* begin MATERIAL TO PROCESS *

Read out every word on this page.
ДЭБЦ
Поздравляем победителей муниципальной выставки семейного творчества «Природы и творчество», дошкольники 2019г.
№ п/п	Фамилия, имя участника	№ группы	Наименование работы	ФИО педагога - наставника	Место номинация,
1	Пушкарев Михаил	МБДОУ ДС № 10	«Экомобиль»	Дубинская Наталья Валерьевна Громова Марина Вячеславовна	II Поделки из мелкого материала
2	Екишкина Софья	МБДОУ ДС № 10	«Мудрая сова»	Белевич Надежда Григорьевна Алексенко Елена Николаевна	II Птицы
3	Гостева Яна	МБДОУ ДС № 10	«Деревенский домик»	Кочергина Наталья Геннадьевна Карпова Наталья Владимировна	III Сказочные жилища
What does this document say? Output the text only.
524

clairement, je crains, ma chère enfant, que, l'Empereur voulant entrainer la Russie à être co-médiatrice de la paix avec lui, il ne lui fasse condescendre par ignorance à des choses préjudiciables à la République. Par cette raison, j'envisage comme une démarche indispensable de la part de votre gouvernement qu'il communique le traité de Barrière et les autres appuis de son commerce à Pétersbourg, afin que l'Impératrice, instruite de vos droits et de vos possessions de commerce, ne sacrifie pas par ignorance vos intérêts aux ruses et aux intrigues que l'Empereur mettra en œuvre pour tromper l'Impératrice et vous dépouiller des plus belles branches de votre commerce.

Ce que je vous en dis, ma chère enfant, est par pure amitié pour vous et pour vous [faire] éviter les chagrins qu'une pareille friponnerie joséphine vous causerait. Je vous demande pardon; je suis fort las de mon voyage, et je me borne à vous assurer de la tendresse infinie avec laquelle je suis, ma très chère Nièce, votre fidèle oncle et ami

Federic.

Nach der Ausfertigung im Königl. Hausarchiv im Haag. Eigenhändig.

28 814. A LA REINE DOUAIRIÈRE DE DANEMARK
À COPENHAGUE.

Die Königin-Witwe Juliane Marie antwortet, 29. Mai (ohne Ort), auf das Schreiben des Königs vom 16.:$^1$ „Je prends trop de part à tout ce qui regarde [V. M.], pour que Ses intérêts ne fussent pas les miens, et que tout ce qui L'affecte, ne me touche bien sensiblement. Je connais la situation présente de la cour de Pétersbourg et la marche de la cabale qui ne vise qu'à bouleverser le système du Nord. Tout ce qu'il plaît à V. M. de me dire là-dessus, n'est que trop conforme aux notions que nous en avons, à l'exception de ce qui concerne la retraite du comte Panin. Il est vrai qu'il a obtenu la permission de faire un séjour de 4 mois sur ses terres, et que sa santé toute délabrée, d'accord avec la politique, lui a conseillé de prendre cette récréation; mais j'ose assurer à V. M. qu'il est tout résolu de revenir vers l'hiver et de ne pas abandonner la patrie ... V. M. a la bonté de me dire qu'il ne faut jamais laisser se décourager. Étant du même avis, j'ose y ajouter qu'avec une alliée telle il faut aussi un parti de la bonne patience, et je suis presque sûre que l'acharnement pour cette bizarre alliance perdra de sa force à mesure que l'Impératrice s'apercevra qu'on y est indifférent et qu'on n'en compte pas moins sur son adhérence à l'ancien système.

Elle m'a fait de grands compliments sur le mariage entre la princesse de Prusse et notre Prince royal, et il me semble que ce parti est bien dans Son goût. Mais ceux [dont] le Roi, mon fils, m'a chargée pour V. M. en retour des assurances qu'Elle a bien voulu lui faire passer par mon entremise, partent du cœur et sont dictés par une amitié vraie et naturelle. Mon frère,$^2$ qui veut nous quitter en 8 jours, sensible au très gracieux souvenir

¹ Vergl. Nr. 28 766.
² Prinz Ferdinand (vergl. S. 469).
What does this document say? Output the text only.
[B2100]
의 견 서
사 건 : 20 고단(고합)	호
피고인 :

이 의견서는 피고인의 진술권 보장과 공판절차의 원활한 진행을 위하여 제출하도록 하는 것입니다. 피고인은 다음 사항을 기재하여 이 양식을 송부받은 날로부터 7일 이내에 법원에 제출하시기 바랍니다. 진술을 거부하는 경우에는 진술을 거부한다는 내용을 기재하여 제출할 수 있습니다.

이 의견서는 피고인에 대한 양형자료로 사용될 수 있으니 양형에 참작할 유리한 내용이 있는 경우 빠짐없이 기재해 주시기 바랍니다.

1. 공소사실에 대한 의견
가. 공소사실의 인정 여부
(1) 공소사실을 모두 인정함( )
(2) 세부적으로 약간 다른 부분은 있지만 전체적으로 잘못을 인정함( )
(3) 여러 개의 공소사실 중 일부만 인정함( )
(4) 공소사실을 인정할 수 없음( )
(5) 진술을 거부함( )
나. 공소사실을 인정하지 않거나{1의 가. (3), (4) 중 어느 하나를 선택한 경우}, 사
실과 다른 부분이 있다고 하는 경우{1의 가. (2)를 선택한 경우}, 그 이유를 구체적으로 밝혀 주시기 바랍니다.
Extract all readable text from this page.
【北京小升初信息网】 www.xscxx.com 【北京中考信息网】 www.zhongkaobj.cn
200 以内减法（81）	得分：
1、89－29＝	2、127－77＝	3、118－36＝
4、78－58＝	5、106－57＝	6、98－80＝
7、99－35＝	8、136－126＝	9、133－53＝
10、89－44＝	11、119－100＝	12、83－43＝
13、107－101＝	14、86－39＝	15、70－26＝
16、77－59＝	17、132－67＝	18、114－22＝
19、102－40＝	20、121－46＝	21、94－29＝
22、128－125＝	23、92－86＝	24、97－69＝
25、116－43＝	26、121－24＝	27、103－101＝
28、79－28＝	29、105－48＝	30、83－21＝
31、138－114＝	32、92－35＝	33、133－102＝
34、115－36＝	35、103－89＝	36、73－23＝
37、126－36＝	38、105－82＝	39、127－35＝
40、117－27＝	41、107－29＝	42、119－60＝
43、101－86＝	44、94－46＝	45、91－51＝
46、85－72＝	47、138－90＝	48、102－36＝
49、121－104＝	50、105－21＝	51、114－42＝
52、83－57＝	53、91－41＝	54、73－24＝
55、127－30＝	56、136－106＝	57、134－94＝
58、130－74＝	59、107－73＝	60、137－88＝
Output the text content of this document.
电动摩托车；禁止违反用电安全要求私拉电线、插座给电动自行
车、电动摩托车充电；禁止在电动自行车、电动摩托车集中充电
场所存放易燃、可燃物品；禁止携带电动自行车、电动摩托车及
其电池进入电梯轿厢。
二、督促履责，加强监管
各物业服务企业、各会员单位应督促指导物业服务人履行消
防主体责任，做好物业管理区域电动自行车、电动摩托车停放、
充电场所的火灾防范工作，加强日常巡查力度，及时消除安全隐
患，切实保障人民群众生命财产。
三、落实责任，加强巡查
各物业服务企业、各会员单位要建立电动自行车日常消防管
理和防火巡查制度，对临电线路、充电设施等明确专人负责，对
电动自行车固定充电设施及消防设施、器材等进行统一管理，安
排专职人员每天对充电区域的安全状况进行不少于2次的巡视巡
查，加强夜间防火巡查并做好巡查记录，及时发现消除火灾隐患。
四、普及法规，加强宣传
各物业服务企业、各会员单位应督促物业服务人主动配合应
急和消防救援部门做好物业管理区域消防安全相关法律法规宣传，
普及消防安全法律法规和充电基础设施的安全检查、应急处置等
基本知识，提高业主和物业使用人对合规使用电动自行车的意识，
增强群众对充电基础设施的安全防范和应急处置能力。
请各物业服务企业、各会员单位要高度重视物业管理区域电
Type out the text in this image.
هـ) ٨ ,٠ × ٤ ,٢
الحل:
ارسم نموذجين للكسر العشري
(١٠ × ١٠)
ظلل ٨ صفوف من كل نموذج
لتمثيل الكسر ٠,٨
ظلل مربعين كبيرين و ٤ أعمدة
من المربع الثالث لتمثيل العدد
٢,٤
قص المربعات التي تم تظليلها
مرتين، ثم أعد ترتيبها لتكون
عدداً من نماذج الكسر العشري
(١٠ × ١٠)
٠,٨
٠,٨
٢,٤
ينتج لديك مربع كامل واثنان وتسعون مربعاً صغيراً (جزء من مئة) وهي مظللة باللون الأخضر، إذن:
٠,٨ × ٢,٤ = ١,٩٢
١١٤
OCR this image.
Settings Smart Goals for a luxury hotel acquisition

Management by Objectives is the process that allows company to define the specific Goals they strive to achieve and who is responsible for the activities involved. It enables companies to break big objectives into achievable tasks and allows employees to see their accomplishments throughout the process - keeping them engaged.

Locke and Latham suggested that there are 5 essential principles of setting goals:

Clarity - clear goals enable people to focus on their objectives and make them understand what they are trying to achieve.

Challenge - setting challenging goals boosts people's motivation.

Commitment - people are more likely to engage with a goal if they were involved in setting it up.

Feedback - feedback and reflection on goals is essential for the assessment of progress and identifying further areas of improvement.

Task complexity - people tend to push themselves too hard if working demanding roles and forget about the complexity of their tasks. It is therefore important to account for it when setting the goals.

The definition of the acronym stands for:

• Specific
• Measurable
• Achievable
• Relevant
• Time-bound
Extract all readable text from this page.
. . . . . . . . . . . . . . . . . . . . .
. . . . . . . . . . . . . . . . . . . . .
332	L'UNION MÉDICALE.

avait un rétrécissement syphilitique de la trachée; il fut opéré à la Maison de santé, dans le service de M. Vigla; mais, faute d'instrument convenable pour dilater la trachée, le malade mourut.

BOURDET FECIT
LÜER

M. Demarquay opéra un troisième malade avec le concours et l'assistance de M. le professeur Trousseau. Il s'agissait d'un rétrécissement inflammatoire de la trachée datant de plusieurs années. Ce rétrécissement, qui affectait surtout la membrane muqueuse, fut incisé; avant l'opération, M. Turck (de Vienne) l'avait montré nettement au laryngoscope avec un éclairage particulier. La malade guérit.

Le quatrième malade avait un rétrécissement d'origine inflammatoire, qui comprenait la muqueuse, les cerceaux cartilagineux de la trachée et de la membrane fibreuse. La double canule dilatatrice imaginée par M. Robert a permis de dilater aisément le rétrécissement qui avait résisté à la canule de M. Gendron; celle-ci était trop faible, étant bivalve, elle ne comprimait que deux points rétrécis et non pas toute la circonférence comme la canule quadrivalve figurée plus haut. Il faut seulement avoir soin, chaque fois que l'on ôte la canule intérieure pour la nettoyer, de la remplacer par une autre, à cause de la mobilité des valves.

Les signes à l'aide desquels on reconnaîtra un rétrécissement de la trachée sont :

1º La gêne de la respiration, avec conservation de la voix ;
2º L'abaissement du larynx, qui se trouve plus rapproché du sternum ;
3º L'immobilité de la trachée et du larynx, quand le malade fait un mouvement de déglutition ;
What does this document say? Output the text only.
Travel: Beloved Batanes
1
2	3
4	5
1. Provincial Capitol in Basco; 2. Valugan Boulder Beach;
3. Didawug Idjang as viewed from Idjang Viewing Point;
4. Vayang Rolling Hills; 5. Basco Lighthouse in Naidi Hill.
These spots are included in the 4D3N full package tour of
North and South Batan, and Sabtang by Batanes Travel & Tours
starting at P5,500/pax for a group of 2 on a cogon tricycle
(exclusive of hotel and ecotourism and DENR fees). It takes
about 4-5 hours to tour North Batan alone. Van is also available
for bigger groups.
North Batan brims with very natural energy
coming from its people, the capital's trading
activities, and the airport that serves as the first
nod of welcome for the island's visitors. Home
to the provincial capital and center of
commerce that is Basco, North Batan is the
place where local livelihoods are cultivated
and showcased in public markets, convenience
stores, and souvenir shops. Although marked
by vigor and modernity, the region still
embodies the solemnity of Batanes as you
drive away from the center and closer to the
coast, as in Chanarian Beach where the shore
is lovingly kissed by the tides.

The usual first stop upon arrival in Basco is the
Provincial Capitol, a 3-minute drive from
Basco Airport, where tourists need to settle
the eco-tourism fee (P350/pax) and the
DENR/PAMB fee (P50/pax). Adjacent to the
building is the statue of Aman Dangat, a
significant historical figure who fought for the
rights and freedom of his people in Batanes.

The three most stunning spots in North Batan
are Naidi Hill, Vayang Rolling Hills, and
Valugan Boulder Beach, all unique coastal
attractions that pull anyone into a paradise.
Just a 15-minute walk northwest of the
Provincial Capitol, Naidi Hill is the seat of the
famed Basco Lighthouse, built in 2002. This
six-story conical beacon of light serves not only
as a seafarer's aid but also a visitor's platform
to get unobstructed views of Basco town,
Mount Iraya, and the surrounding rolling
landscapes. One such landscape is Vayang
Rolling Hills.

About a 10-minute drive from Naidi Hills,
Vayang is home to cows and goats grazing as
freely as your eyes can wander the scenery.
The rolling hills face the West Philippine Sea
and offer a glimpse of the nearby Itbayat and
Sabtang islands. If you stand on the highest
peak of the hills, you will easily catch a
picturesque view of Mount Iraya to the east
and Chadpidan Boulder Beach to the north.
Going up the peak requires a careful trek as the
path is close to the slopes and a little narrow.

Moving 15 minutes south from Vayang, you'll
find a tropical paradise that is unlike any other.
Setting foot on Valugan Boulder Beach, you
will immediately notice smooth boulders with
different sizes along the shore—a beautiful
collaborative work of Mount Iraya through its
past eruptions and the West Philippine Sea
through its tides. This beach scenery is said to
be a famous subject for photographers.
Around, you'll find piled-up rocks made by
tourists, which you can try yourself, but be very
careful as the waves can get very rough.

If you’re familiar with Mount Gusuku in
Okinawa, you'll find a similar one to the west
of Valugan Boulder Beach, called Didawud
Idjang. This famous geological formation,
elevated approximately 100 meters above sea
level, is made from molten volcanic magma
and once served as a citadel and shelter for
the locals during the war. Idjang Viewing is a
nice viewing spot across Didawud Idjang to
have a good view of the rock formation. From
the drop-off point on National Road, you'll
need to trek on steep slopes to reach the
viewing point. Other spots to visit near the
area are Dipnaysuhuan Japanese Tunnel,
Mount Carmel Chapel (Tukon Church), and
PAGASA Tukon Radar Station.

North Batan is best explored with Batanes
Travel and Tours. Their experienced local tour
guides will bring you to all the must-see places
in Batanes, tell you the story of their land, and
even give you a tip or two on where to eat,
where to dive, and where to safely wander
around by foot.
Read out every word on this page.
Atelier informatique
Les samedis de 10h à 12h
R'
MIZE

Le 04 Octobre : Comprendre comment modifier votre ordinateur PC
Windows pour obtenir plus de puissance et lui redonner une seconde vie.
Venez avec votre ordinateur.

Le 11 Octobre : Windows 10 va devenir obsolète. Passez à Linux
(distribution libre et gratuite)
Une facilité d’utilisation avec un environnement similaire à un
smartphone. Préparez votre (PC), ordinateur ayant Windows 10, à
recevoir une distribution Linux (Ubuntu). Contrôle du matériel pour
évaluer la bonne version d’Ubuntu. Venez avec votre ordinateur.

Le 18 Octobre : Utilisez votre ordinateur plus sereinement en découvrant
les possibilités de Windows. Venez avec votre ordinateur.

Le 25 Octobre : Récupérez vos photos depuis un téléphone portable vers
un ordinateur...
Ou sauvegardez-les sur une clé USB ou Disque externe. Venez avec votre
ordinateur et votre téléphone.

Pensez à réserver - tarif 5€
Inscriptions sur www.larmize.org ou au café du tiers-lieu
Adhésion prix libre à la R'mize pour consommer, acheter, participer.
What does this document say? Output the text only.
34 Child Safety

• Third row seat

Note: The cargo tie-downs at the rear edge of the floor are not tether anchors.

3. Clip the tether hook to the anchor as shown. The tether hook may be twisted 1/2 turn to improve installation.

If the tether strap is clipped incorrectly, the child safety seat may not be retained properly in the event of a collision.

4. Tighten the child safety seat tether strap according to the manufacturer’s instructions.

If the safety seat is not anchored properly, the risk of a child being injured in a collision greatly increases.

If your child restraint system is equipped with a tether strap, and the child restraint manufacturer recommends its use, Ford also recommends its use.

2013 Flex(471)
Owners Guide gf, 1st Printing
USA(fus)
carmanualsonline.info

* end MATERIAL TO PROCESS *

REQUEST |
Scan the listing above for the word "peak" and copy every line that holds it.

THE RESULT |
peak of the hills, you will easily catch a
Going up the peak requires a careful trek as the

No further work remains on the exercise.